__Instructions to follow__
Make an exact copy of all the entries, but do not reproduce the pictures.

— Start Extracted records —

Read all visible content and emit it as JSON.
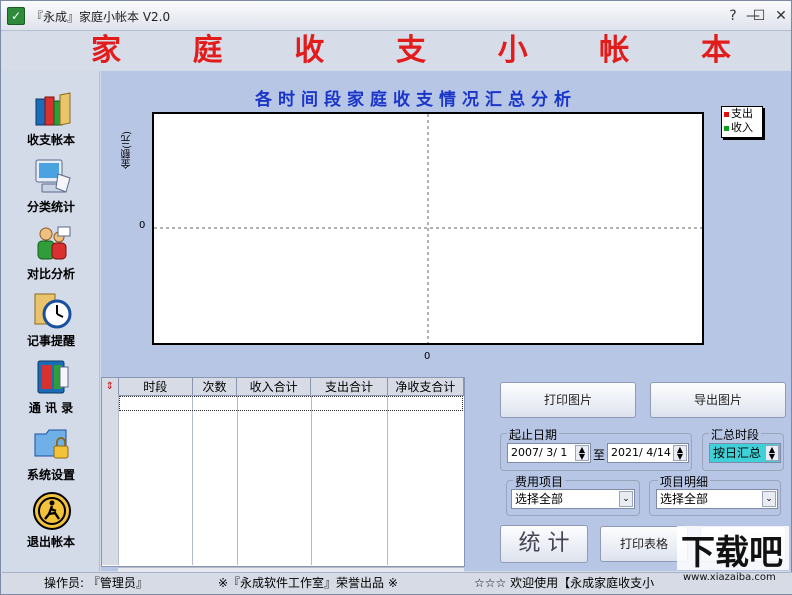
{
  "window": {
    "title": "『永成』家庭小帐本 V2.0",
    "minimize_glyph": "—",
    "maximize_glyph": "☐",
    "close_glyph": "✕",
    "help_glyph": "?"
  },
  "banner": {
    "chars": [
      "家",
      "庭",
      "收",
      "支",
      "小",
      "帐",
      "本"
    ]
  },
  "sidebar": {
    "items": [
      {
        "label": "收支帐本",
        "icon": "books-icon"
      },
      {
        "label": "分类统计",
        "icon": "computer-icon"
      },
      {
        "label": "对比分析",
        "icon": "people-icon"
      },
      {
        "label": "记事提醒",
        "icon": "clock-icon"
      },
      {
        "label": "通 讯 录",
        "icon": "address-book-icon"
      },
      {
        "label": "系统设置",
        "icon": "folder-lock-icon"
      },
      {
        "label": "退出帐本",
        "icon": "exit-icon"
      }
    ]
  },
  "chart": {
    "title": "各时间段家庭收支情况汇总分析",
    "ylabel": "金额(元)",
    "y_tick": "0",
    "x_tick": "0",
    "legend": [
      {
        "label": "支出",
        "color": "#e01010"
      },
      {
        "label": "收入",
        "color": "#10a020"
      }
    ]
  },
  "chart_data": {
    "type": "bar",
    "title": "各时间段家庭收支情况汇总分析",
    "xlabel": "",
    "ylabel": "金额(元)",
    "categories": [],
    "series": [
      {
        "name": "支出",
        "values": []
      },
      {
        "name": "收入",
        "values": []
      }
    ],
    "x_ticks": [
      "0"
    ],
    "y_ticks": [
      "0"
    ],
    "grid": true,
    "legend_position": "top-right"
  },
  "table": {
    "columns": [
      "时段",
      "次数",
      "收入合计",
      "支出合计",
      "净收支合计"
    ],
    "rows": []
  },
  "controls": {
    "print_image": "打印图片",
    "export_image": "导出图片",
    "start_date_label": "起止日期",
    "start_date": "2007/  3/  1",
    "to_label": "至",
    "end_date": "2021/  4/14",
    "period_label": "汇总时段",
    "period_value": "按日汇总",
    "expense_label": "费用项目",
    "expense_value": "选择全部",
    "detail_label": "项目明细",
    "detail_value": "选择全部",
    "stat_button": "统 计",
    "print_table": "打印表格"
  },
  "statusbar": {
    "operator": "操作员: 『管理员』",
    "credit": "※『永成软件工作室』荣誉出品 ※",
    "welcome": "☆☆☆  欢迎使用【永成家庭收支小"
  },
  "colors": {
    "banner_red": "#e21b1b",
    "chart_title_blue": "#1a36c9",
    "panel_blue": "#b8c6e6"
  }
}
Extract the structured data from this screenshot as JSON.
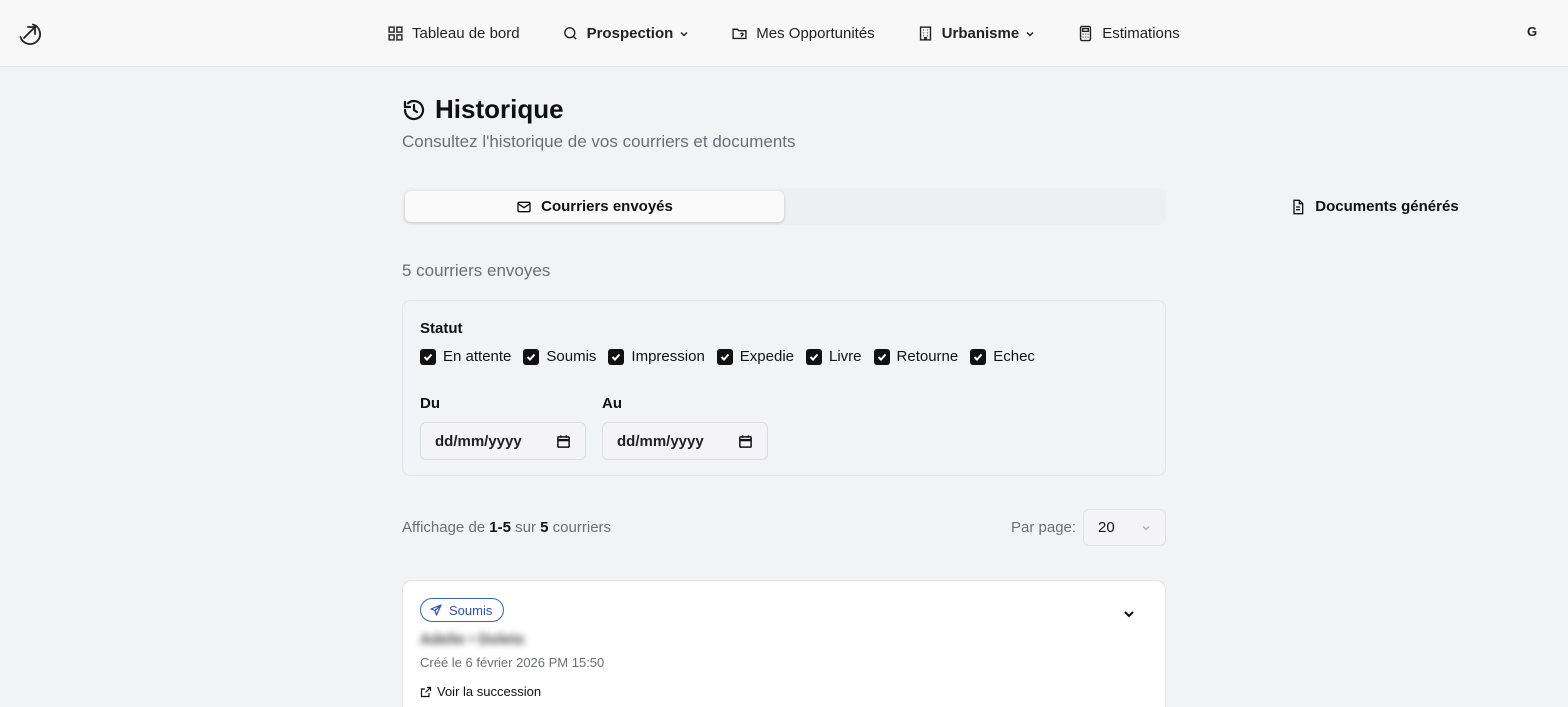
{
  "nav": {
    "items": [
      {
        "label": "Tableau de bord",
        "icon": "dashboard-icon"
      },
      {
        "label": "Prospection",
        "icon": "search-icon"
      },
      {
        "label": "Mes Opportunités",
        "icon": "folder-heart-icon"
      },
      {
        "label": "Urbanisme",
        "icon": "building-icon"
      },
      {
        "label": "Estimations",
        "icon": "calculator-icon"
      }
    ],
    "avatar": "G"
  },
  "header": {
    "title": "Historique",
    "subtitle": "Consultez l'historique de vos courriers et documents"
  },
  "tabs": [
    {
      "label": "Courriers envoyés",
      "active": true
    },
    {
      "label": "Documents générés",
      "active": false
    }
  ],
  "count_text": "5 courriers envoyes",
  "filters": {
    "status_label": "Statut",
    "statuses": [
      {
        "label": "En attente",
        "checked": true
      },
      {
        "label": "Soumis",
        "checked": true
      },
      {
        "label": "Impression",
        "checked": true
      },
      {
        "label": "Expedie",
        "checked": true
      },
      {
        "label": "Livre",
        "checked": true
      },
      {
        "label": "Retourne",
        "checked": true
      },
      {
        "label": "Echec",
        "checked": true
      }
    ],
    "from_label": "Du",
    "to_label": "Au",
    "from_value": "dd/mm/yyyy",
    "to_value": "dd/mm/yyyy"
  },
  "pagination": {
    "prefix": "Affichage de ",
    "range": "1-5",
    "middle": " sur ",
    "total": "5",
    "suffix": " courriers",
    "per_page_label": "Par page:",
    "per_page_value": "20"
  },
  "card": {
    "status": "Soumis",
    "name_blurred": "Adelie  •  Dolets",
    "created": "Créé le 6 février 2026 PM 15:50",
    "link": "Voir la succession"
  },
  "colors": {
    "background": "#f2f3f5",
    "badge_blue": "#2d4fb8"
  }
}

— End Extracted records —

__Written response__
Read all visible content and emit it as JSON.
{
  "window": {
    "title": "『永成』家庭小帐本 V2.0",
    "minimize_glyph": "—",
    "maximize_glyph": "☐",
    "close_glyph": "✕",
    "help_glyph": "?"
  },
  "banner": {
    "chars": [
      "家",
      "庭",
      "收",
      "支",
      "小",
      "帐",
      "本"
    ]
  },
  "sidebar": {
    "items": [
      {
        "label": "收支帐本",
        "icon": "books-icon"
      },
      {
        "label": "分类统计",
        "icon": "computer-icon"
      },
      {
        "label": "对比分析",
        "icon": "people-icon"
      },
      {
        "label": "记事提醒",
        "icon": "clock-icon"
      },
      {
        "label": "通 讯 录",
        "icon": "address-book-icon"
      },
      {
        "label": "系统设置",
        "icon": "folder-lock-icon"
      },
      {
        "label": "退出帐本",
        "icon": "exit-icon"
      }
    ]
  },
  "chart": {
    "title": "各时间段家庭收支情况汇总分析",
    "ylabel": "金额(元)",
    "y_tick": "0",
    "x_tick": "0",
    "legend": [
      {
        "label": "支出",
        "color": "#e01010"
      },
      {
        "label": "收入",
        "color": "#10a020"
      }
    ]
  },
  "chart_data": {
    "type": "bar",
    "title": "各时间段家庭收支情况汇总分析",
    "xlabel": "",
    "ylabel": "金额(元)",
    "categories": [],
    "series": [
      {
        "name": "支出",
        "values": []
      },
      {
        "name": "收入",
        "values": []
      }
    ],
    "x_ticks": [
      "0"
    ],
    "y_ticks": [
      "0"
    ],
    "grid": true,
    "legend_position": "top-right"
  },
  "table": {
    "columns": [
      "时段",
      "次数",
      "收入合计",
      "支出合计",
      "净收支合计"
    ],
    "rows": []
  },
  "controls": {
    "print_image": "打印图片",
    "export_image": "导出图片",
    "start_date_label": "起止日期",
    "start_date": "2007/  3/  1",
    "to_label": "至",
    "end_date": "2021/  4/14",
    "period_label": "汇总时段",
    "period_value": "按日汇总",
    "expense_label": "费用项目",
    "expense_value": "选择全部",
    "detail_label": "项目明细",
    "detail_value": "选择全部",
    "stat_button": "统 计",
    "print_table": "打印表格"
  },
  "statusbar": {
    "operator": "操作员: 『管理员』",
    "credit": "※『永成软件工作室』荣誉出品 ※",
    "welcome": "☆☆☆  欢迎使用【永成家庭收支小"
  },
  "colors": {
    "banner_red": "#e21b1b",
    "chart_title_blue": "#1a36c9",
    "panel_blue": "#b8c6e6"
  }
}
Extract the structured data from this screenshot as JSON.
{
  "nav": {
    "items": [
      {
        "label": "Tableau de bord",
        "icon": "dashboard-icon"
      },
      {
        "label": "Prospection",
        "icon": "search-icon"
      },
      {
        "label": "Mes Opportunités",
        "icon": "folder-heart-icon"
      },
      {
        "label": "Urbanisme",
        "icon": "building-icon"
      },
      {
        "label": "Estimations",
        "icon": "calculator-icon"
      }
    ],
    "avatar": "G"
  },
  "header": {
    "title": "Historique",
    "subtitle": "Consultez l'historique de vos courriers et documents"
  },
  "tabs": [
    {
      "label": "Courriers envoyés",
      "active": true
    },
    {
      "label": "Documents générés",
      "active": false
    }
  ],
  "count_text": "5 courriers envoyes",
  "filters": {
    "status_label": "Statut",
    "statuses": [
      {
        "label": "En attente",
        "checked": true
      },
      {
        "label": "Soumis",
        "checked": true
      },
      {
        "label": "Impression",
        "checked": true
      },
      {
        "label": "Expedie",
        "checked": true
      },
      {
        "label": "Livre",
        "checked": true
      },
      {
        "label": "Retourne",
        "checked": true
      },
      {
        "label": "Echec",
        "checked": true
      }
    ],
    "from_label": "Du",
    "to_label": "Au",
    "from_value": "dd/mm/yyyy",
    "to_value": "dd/mm/yyyy"
  },
  "pagination": {
    "prefix": "Affichage de ",
    "range": "1-5",
    "middle": " sur ",
    "total": "5",
    "suffix": " courriers",
    "per_page_label": "Par page:",
    "per_page_value": "20"
  },
  "card": {
    "status": "Soumis",
    "name_blurred": "Adelie  •  Dolets",
    "created": "Créé le 6 février 2026 PM 15:50",
    "link": "Voir la succession"
  },
  "colors": {
    "background": "#f2f3f5",
    "badge_blue": "#2d4fb8"
  }
}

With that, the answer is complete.